Brief
How many of the lines below contain "Globant"? Answer with that number alone.

Data for this task
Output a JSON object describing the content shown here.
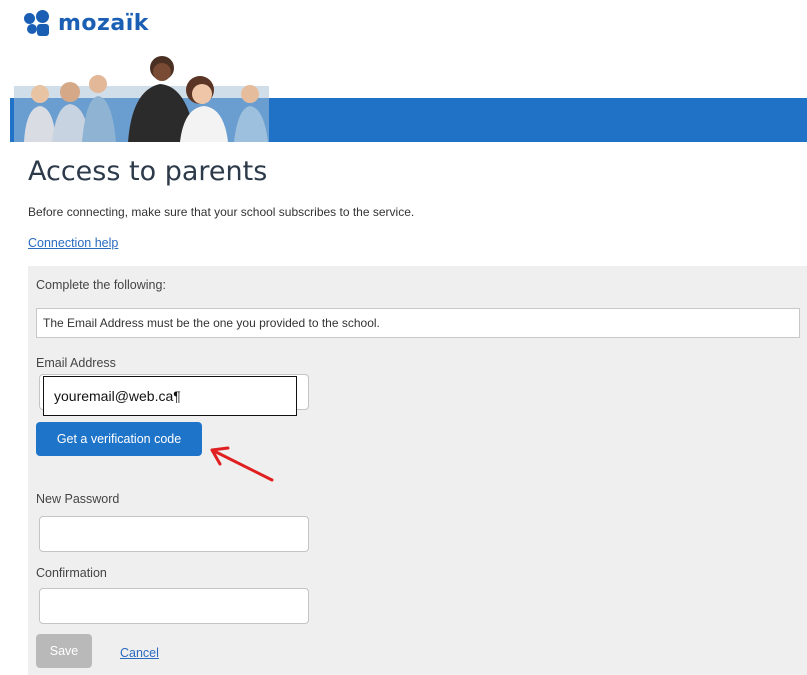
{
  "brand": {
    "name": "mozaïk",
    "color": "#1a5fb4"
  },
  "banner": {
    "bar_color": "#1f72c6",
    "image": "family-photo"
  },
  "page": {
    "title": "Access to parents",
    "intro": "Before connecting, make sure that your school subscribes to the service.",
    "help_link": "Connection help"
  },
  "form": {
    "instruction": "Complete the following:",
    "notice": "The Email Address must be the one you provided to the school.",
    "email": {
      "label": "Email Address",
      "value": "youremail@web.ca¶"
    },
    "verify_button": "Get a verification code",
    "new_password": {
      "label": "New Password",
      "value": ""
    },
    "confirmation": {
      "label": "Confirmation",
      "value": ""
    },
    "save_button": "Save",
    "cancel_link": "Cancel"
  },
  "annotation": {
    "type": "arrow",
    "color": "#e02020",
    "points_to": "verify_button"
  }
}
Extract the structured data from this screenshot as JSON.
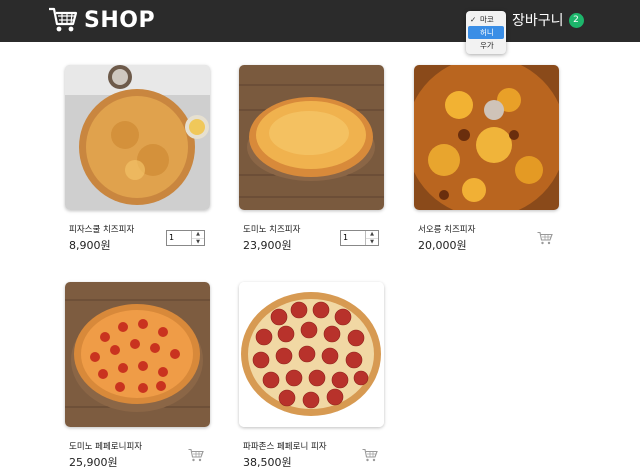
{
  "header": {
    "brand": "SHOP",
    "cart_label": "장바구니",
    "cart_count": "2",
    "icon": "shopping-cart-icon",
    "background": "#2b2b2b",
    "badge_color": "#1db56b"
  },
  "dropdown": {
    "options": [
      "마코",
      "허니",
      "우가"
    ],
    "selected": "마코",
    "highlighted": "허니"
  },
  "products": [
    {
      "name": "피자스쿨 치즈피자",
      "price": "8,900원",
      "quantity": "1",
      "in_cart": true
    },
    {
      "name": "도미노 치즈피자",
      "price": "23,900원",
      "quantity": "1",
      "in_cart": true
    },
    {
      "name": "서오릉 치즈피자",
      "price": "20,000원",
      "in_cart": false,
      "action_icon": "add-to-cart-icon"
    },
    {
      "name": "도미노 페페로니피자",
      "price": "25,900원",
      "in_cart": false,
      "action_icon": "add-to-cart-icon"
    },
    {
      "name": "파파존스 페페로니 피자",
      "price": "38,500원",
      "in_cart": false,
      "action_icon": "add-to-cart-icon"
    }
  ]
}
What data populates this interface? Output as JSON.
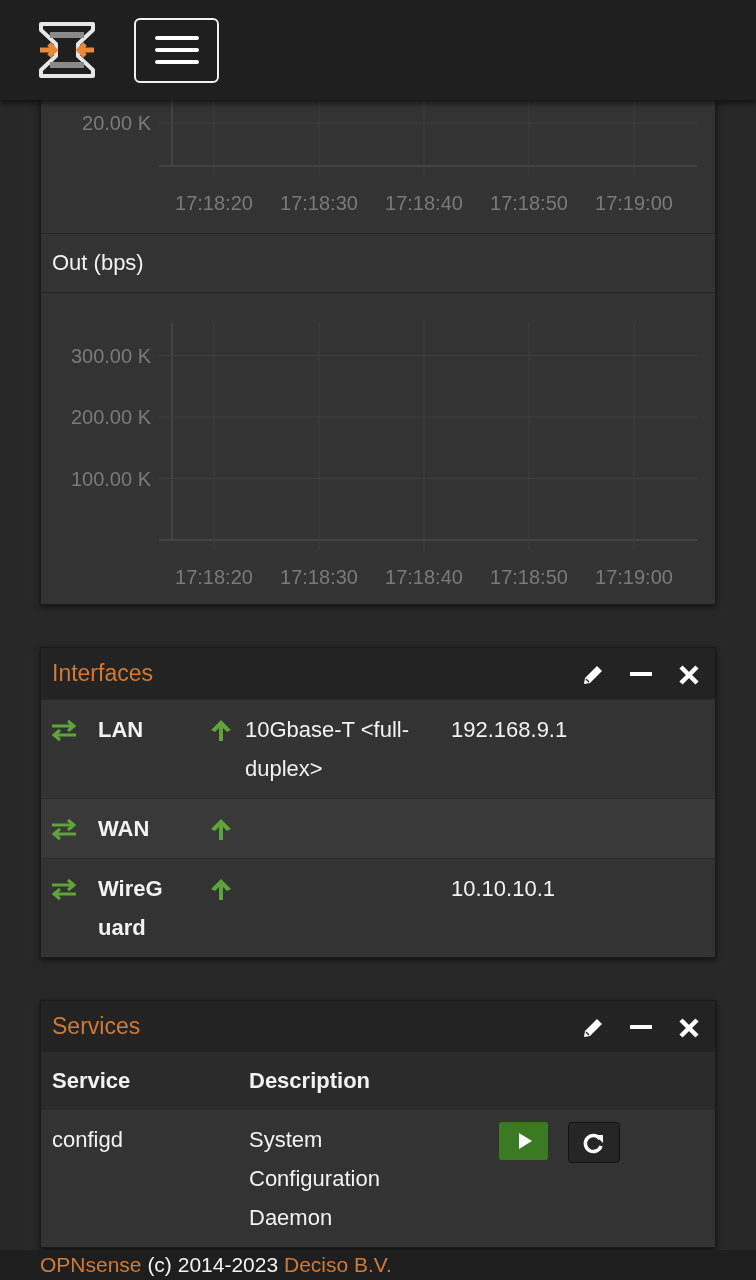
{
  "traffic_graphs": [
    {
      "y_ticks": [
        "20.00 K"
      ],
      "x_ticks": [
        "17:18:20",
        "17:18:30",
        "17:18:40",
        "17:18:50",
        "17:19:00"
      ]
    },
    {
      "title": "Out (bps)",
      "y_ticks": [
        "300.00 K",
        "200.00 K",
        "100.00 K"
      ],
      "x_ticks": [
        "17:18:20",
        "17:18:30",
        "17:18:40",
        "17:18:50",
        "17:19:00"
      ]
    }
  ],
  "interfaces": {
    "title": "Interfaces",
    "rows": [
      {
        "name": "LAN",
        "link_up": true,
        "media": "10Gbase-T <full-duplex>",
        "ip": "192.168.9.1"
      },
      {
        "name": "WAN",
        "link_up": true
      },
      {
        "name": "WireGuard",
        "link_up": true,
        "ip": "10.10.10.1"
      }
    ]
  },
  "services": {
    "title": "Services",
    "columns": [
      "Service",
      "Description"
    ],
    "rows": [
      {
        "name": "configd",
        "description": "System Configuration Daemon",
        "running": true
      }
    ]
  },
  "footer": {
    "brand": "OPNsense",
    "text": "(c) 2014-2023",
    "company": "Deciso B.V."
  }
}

...

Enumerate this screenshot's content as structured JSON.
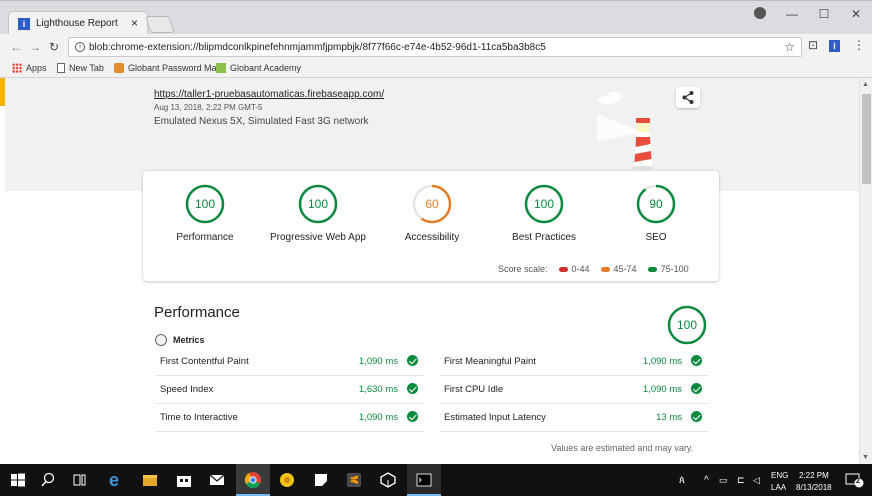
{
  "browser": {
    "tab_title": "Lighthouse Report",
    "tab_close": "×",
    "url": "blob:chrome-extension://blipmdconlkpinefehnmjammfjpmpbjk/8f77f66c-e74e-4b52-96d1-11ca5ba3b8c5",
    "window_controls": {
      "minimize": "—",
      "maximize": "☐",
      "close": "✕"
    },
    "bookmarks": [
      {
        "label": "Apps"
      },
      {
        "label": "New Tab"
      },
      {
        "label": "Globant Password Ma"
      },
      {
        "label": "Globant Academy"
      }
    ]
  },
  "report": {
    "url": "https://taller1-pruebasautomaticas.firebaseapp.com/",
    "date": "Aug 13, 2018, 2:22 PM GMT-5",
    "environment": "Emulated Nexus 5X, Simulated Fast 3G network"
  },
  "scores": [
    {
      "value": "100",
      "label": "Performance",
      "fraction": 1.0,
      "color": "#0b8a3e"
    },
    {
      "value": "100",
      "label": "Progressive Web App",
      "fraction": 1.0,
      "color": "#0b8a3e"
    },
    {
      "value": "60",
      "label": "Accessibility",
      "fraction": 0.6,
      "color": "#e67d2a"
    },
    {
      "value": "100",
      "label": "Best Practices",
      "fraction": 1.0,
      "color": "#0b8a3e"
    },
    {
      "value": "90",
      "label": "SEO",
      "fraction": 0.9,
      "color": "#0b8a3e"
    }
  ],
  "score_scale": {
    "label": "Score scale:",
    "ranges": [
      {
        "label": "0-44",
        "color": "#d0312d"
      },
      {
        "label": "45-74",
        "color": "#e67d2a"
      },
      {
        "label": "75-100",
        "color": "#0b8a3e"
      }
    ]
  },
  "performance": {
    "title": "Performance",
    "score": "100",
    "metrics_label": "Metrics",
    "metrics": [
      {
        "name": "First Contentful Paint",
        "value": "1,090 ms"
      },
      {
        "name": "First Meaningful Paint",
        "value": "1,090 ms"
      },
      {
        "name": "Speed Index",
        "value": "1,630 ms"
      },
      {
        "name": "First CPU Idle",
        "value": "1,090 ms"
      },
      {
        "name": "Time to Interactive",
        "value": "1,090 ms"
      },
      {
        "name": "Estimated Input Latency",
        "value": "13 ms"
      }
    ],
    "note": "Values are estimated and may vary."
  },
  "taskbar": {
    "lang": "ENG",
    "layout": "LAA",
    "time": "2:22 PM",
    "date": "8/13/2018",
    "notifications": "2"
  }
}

--

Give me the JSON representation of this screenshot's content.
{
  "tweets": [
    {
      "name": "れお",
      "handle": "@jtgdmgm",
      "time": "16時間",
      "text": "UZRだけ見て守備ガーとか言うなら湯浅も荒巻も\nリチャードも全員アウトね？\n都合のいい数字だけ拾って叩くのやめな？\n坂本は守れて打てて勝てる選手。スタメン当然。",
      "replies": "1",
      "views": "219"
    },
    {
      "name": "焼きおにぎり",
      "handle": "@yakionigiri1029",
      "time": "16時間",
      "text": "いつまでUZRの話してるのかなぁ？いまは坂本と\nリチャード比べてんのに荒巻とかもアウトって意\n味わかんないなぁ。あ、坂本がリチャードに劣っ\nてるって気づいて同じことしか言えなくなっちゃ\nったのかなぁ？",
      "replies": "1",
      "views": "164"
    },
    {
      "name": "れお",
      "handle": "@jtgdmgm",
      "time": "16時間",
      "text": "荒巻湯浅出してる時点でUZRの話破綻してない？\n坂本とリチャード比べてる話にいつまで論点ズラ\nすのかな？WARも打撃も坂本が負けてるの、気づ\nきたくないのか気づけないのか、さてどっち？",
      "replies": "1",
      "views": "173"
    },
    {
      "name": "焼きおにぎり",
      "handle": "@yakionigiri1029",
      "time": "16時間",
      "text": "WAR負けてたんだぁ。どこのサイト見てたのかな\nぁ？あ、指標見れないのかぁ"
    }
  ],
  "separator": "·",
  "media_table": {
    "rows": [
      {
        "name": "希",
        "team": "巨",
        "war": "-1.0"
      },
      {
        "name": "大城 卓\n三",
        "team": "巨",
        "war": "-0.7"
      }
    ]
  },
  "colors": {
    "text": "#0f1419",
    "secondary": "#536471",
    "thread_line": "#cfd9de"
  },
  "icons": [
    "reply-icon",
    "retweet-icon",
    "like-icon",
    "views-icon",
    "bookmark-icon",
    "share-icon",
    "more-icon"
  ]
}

Output of the exercise
2